▶ **Materials provided**
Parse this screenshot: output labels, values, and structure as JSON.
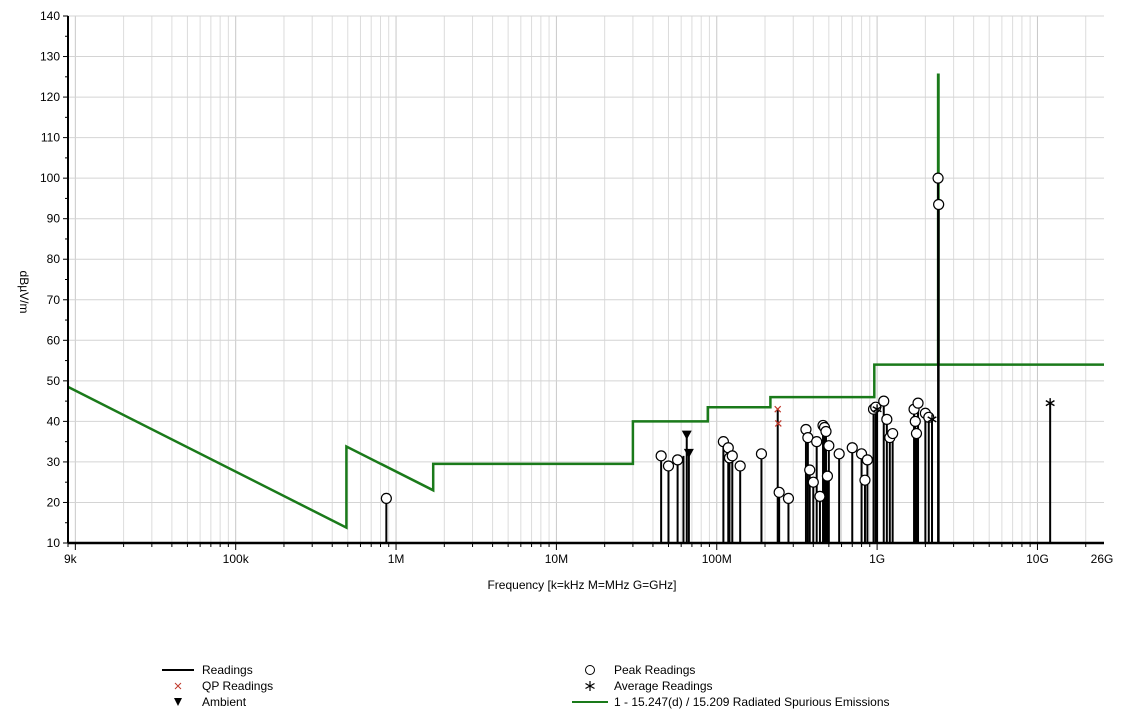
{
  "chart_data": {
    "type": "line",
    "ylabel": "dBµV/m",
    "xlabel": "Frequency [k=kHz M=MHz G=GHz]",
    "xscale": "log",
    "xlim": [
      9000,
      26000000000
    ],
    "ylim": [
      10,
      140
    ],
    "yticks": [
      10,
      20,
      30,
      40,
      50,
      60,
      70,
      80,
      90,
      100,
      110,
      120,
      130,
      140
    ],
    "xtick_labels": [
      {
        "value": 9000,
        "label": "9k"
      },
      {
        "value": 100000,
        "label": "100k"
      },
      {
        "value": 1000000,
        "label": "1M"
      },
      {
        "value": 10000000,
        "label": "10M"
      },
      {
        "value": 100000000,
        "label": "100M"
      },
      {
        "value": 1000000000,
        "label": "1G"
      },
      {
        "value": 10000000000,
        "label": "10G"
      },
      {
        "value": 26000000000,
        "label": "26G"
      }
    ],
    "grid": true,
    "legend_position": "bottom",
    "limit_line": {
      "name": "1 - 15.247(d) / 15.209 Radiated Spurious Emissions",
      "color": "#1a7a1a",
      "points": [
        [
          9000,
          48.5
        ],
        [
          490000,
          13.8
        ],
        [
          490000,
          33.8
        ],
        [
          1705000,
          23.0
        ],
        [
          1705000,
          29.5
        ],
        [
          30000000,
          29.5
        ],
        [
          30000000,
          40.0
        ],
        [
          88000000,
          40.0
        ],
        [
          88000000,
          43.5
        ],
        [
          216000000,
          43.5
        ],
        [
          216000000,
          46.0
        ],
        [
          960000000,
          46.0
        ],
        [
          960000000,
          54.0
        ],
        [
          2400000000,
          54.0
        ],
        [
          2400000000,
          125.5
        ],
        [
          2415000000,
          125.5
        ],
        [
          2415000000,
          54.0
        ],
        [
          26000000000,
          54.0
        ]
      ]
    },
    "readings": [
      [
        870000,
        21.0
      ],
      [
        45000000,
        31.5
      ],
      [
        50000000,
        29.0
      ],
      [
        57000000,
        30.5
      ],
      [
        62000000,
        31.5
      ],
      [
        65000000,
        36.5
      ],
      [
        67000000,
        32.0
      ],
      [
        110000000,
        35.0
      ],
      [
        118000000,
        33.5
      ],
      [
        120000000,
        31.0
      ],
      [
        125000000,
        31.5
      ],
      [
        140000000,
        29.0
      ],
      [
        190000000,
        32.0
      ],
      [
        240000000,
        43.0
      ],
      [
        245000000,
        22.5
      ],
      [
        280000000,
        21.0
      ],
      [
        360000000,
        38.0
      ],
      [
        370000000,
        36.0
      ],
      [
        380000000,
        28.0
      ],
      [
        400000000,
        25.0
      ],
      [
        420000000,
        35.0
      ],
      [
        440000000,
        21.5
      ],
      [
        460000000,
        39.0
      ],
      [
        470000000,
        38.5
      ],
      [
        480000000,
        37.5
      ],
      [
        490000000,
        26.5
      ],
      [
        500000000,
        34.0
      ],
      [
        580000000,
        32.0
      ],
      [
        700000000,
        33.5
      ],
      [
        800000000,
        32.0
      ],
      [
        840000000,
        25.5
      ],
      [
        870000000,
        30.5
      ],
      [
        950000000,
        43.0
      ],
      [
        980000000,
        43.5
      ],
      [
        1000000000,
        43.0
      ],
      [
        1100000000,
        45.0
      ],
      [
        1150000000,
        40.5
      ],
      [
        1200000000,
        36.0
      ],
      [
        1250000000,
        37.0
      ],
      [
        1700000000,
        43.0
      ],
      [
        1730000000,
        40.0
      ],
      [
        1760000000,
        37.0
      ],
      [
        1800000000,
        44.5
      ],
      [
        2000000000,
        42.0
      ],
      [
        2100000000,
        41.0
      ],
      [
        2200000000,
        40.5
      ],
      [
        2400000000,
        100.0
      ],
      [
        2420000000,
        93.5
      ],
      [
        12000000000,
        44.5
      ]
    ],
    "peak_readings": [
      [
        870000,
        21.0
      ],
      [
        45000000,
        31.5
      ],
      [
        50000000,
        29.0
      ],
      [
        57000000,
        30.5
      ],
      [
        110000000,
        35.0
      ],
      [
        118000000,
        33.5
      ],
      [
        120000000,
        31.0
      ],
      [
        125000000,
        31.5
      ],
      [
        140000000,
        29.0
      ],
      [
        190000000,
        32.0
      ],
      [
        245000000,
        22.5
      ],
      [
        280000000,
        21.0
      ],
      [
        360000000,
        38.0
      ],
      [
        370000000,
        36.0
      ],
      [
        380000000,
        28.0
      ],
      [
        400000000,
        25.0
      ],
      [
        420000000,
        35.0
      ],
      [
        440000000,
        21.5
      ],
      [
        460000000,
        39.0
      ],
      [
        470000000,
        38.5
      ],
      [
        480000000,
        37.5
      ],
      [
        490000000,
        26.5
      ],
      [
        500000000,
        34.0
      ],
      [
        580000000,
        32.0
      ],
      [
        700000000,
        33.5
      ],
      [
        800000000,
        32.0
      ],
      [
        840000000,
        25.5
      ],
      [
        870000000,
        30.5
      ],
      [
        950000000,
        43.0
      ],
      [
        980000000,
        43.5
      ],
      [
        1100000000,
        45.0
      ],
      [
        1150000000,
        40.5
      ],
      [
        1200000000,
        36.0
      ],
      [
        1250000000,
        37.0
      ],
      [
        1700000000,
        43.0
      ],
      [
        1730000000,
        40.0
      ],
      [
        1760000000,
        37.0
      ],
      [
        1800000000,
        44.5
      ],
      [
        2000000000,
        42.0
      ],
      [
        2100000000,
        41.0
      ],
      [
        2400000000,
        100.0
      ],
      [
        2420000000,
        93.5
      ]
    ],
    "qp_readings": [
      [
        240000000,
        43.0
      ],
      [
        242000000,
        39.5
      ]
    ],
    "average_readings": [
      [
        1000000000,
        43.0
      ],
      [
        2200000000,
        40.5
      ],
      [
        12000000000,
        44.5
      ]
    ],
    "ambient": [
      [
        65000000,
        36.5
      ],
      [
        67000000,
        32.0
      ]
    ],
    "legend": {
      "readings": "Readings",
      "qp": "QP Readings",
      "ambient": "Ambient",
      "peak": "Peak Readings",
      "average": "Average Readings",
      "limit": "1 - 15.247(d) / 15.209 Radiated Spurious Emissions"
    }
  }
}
...
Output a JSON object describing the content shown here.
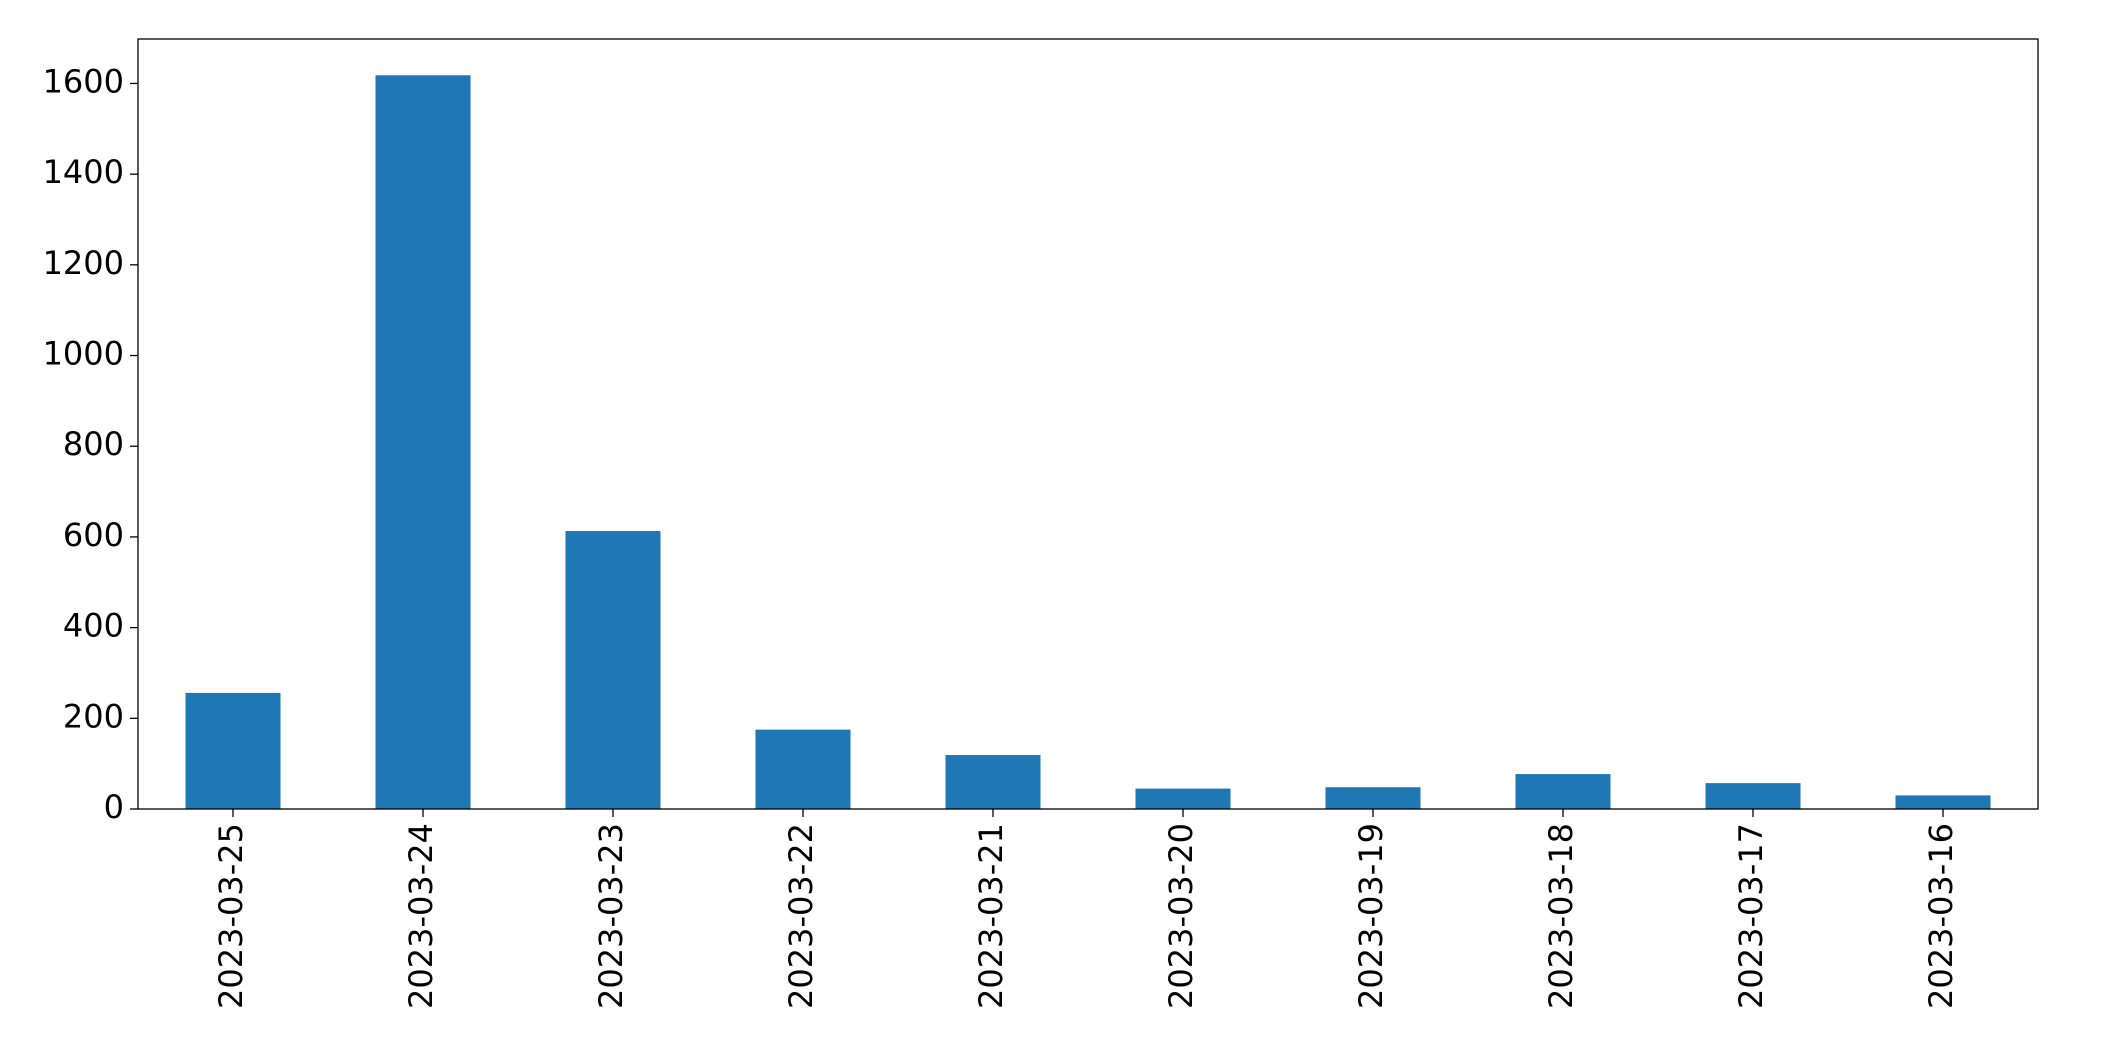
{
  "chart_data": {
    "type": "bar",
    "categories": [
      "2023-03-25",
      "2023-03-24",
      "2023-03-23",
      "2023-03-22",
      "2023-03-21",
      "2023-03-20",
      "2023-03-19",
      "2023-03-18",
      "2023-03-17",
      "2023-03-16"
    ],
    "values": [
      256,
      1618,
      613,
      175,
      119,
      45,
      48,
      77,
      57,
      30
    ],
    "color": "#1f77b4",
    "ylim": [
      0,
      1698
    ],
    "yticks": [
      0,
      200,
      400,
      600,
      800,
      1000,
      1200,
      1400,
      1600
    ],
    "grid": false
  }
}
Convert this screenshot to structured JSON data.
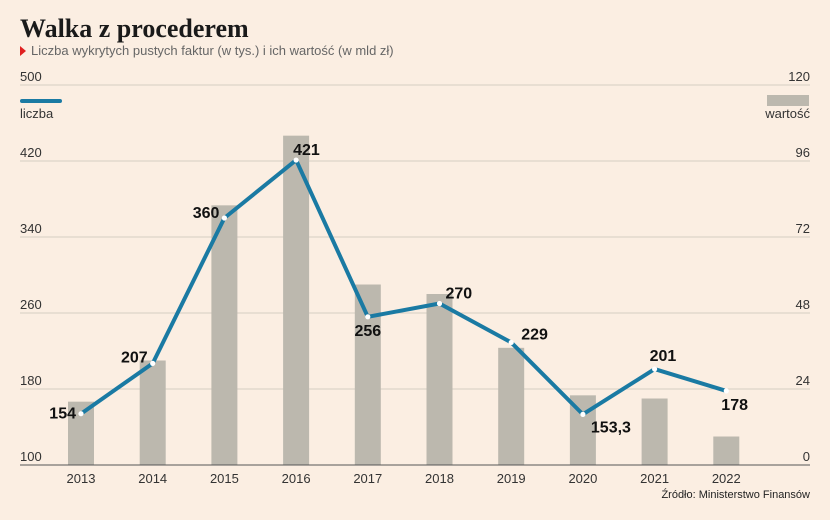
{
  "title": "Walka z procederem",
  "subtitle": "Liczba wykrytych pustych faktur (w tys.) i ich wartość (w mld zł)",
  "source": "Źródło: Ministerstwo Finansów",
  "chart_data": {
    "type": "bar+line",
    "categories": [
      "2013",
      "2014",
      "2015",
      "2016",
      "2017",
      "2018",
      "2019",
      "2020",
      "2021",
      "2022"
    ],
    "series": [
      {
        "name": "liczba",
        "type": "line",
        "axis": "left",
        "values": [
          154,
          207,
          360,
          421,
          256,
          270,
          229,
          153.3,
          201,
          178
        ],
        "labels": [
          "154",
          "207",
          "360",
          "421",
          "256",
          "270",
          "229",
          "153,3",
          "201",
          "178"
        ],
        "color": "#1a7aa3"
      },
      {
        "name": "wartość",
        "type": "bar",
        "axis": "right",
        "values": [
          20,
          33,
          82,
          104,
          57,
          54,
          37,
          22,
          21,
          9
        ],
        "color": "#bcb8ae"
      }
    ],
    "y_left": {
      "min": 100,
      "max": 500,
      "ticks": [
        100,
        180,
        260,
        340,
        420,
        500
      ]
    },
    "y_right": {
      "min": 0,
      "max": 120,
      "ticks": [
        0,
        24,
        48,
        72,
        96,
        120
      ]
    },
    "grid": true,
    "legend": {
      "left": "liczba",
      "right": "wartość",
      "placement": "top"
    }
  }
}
--
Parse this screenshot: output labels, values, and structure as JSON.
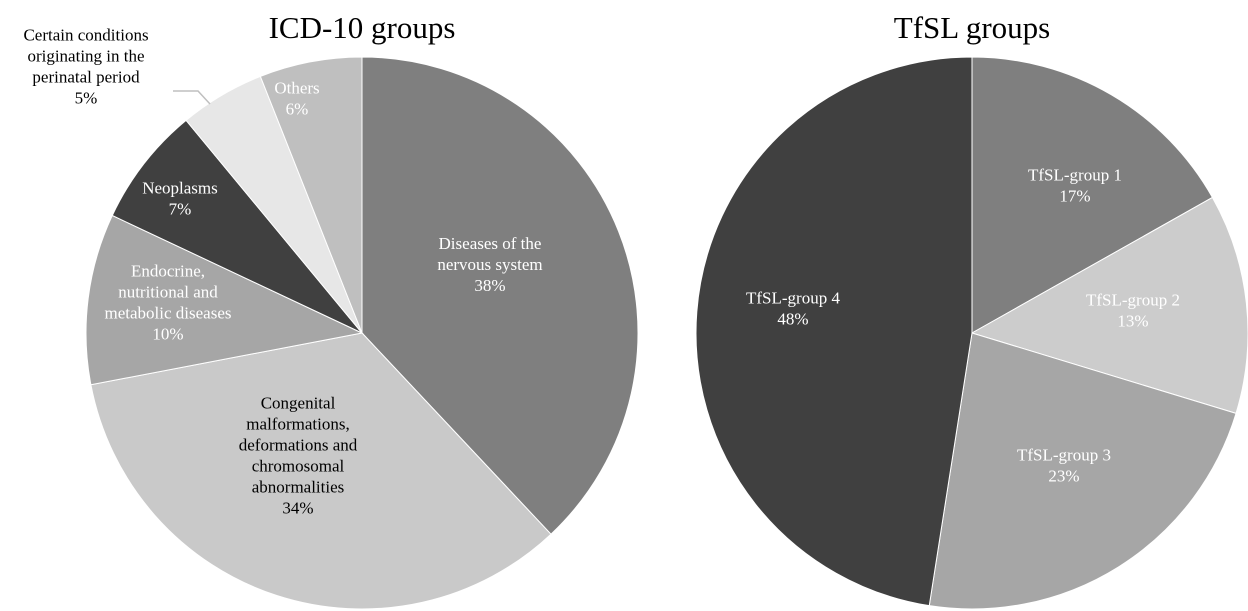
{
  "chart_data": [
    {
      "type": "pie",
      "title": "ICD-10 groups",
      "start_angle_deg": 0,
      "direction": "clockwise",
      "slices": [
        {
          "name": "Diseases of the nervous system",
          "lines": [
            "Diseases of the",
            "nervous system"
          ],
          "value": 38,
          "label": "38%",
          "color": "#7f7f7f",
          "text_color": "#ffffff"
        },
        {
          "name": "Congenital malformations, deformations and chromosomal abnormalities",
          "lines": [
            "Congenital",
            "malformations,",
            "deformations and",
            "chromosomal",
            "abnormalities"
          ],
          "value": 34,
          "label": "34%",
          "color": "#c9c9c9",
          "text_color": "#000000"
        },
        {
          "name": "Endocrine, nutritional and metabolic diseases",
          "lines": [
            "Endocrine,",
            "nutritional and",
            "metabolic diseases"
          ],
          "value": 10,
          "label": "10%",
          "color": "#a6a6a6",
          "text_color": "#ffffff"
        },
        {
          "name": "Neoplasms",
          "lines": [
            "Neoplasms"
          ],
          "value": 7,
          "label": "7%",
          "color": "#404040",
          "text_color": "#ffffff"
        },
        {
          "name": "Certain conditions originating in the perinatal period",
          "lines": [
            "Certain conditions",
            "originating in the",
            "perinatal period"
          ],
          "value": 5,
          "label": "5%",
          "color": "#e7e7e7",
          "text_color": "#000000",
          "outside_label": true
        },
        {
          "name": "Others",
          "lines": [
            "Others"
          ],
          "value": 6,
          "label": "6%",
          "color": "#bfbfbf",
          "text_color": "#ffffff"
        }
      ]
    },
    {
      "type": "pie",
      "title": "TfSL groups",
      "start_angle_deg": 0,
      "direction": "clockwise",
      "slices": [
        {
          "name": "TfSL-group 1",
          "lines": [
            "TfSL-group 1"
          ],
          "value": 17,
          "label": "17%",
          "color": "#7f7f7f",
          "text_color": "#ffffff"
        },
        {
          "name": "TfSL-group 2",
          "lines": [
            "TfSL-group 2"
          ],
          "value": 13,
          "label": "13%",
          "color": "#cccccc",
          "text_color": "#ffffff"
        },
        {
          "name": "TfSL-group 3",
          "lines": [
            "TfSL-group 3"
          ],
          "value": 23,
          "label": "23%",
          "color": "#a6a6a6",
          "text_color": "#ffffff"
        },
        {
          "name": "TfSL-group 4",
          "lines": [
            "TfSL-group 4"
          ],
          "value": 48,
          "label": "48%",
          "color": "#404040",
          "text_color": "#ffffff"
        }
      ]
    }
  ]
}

▶ **Prompt**
On how many lines does the word "nutritional" appear? Answer with only the number.

▶ **Exercise response**
2